[Dataset records]
════════════════

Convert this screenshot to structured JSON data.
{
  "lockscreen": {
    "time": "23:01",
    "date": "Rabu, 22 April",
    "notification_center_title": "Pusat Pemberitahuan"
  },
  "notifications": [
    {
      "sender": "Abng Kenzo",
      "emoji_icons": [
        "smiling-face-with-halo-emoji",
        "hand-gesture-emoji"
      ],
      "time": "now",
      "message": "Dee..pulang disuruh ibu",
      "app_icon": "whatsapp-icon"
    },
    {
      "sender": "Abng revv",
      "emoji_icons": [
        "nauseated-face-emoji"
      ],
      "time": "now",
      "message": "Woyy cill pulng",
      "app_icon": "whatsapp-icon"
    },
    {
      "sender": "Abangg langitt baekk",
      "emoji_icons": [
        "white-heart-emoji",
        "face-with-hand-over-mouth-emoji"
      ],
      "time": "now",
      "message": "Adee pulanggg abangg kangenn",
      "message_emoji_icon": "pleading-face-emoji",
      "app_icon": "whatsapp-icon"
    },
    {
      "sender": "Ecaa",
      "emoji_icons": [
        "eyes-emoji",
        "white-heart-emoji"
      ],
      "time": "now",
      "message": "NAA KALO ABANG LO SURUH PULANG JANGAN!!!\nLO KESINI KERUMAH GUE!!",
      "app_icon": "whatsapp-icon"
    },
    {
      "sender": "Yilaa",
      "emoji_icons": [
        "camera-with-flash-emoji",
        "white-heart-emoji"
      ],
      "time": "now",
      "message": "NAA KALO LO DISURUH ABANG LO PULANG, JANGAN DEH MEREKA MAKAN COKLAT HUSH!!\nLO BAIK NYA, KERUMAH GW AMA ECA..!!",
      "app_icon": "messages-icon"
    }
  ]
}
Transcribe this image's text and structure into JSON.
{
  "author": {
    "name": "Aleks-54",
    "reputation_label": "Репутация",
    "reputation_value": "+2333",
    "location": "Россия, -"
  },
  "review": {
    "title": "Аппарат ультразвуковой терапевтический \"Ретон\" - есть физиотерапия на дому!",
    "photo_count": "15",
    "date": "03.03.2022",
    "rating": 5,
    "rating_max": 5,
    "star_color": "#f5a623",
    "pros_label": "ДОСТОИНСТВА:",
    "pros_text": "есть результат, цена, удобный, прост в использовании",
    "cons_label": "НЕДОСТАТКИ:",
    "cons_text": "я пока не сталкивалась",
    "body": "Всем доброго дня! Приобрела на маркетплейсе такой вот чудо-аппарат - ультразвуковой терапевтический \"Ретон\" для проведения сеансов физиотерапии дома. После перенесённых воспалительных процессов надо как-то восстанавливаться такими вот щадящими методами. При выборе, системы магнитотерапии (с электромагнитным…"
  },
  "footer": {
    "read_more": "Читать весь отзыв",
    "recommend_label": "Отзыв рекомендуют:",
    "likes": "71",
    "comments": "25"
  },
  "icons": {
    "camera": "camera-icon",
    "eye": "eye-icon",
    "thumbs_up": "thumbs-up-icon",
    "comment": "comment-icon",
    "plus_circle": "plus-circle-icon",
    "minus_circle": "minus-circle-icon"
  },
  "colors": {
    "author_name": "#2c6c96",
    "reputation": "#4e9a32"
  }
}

════════════════

From the listing above, collect each line in which the string "ультразвуковой" appears.

    "title": "Аппарат ультразвуковой терапевтический \"Ретон\" - есть физиотерапия на дому!",
    "body": "Всем доброго дня! Приобрела на маркетплейсе такой вот чудо-аппарат - ультразвуковой терапевтический \"Ретон\" для проведения сеансов физиотерапии дома. После перенесённых воспалительных процессов надо как-то восстанавливаться такими вот щадящими методами. При выборе, системы магнитотерапии (с электромагнитным…"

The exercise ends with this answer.